» **TASK REQUIREMENTS**: Scan the data for "CASTANHA" and copy the lines it appears in.

» **DATA ENTRIES**:
+===+

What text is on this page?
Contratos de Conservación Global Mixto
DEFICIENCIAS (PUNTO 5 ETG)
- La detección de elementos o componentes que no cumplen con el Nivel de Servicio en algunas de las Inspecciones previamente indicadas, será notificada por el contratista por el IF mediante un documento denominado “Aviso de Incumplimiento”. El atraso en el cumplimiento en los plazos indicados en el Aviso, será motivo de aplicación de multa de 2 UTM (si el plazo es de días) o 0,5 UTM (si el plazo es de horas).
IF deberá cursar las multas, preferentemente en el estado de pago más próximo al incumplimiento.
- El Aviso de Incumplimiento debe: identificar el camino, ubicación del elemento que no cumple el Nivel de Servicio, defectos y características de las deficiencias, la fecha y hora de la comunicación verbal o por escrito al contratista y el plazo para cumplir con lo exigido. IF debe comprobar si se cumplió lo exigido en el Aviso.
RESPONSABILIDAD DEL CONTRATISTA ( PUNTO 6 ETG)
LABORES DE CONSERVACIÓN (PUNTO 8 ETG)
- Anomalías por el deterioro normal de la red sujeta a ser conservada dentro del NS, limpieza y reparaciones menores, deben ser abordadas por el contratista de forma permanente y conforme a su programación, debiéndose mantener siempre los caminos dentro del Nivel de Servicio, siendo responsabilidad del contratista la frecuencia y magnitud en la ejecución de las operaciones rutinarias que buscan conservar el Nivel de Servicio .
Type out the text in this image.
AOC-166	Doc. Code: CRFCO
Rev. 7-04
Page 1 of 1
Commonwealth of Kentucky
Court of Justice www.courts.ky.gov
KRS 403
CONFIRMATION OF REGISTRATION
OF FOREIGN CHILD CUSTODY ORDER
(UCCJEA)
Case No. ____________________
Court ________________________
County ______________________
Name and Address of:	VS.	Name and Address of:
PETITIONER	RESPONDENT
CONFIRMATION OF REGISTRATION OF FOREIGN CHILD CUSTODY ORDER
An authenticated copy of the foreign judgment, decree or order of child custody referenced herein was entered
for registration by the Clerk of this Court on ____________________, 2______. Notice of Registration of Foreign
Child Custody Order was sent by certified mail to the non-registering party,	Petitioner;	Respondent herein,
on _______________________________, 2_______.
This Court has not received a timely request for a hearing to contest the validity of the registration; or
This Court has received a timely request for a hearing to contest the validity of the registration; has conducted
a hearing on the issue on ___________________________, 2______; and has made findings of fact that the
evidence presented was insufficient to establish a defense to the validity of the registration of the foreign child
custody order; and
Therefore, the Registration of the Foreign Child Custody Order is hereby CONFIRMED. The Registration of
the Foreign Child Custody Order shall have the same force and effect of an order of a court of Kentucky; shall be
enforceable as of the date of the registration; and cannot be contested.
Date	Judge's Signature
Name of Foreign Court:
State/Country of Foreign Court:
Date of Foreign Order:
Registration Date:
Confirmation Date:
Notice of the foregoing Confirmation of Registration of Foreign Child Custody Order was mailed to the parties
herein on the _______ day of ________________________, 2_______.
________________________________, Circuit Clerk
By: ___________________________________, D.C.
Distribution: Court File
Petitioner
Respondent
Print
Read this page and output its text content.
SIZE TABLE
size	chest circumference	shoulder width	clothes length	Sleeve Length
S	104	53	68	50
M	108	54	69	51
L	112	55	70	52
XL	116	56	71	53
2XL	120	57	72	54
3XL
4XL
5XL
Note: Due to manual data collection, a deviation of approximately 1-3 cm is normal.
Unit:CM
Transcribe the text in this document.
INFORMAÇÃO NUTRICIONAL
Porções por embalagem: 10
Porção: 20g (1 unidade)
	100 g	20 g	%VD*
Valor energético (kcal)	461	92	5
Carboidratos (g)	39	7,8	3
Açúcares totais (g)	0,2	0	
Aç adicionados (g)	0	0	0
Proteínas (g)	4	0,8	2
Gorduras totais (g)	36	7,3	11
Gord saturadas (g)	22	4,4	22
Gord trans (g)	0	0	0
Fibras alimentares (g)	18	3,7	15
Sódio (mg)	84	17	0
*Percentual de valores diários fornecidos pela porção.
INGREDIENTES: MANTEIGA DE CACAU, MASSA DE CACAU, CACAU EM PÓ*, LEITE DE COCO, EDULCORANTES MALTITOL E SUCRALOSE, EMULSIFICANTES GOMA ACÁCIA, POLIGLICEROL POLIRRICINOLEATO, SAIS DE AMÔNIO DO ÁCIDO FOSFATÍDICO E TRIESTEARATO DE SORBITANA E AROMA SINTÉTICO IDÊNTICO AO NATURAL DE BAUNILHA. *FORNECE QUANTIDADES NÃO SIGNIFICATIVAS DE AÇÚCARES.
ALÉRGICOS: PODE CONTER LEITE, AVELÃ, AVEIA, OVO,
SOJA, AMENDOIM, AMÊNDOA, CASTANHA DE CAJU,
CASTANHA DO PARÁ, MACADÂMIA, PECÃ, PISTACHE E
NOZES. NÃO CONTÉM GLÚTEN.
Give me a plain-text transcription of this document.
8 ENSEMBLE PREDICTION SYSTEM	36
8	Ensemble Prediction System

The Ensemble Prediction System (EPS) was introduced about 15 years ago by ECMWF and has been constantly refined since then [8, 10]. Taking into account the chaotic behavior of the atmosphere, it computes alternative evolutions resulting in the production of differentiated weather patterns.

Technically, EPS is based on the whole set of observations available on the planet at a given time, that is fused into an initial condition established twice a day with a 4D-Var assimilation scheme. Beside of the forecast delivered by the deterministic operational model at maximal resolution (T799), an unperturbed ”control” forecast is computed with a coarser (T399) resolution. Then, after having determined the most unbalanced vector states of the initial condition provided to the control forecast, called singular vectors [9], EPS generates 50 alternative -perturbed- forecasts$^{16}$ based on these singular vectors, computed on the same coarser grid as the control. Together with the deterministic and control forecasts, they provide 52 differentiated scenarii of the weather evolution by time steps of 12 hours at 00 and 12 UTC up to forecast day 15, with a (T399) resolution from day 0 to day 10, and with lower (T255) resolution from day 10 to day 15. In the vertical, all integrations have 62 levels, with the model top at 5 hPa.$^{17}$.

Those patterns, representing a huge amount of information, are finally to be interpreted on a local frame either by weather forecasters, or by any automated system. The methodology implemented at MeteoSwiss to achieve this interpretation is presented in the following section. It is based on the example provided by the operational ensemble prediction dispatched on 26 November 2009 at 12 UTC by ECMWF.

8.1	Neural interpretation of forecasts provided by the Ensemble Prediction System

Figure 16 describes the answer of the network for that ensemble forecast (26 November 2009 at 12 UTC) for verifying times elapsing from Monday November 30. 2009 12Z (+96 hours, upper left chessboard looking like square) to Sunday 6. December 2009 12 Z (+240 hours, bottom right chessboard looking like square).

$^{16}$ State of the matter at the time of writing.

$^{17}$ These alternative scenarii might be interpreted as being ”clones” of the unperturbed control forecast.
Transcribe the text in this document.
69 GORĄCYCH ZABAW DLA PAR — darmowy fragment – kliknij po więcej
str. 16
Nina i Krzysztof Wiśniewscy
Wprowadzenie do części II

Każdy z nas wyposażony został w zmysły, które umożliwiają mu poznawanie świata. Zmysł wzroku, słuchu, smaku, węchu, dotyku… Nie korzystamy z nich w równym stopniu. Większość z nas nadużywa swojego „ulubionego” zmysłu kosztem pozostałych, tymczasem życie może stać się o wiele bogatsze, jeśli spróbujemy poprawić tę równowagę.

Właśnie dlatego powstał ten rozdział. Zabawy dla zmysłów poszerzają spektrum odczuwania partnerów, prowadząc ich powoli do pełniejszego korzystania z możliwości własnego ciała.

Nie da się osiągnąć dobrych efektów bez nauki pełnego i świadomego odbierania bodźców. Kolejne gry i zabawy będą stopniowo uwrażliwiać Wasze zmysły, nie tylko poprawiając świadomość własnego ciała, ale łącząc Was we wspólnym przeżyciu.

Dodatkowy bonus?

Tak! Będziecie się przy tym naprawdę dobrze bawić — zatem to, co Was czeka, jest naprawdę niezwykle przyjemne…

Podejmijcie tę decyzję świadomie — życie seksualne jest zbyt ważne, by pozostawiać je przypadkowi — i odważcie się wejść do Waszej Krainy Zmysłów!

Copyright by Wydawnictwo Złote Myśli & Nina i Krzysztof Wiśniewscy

+===+

» **EXERCISE OUTPUT**:
SOJA, AMENDOIM, AMÊNDOA, CASTANHA DE CAJU,
CASTANHA DO PARÁ, MACADÂMIA, PECÃ, PISTACHE E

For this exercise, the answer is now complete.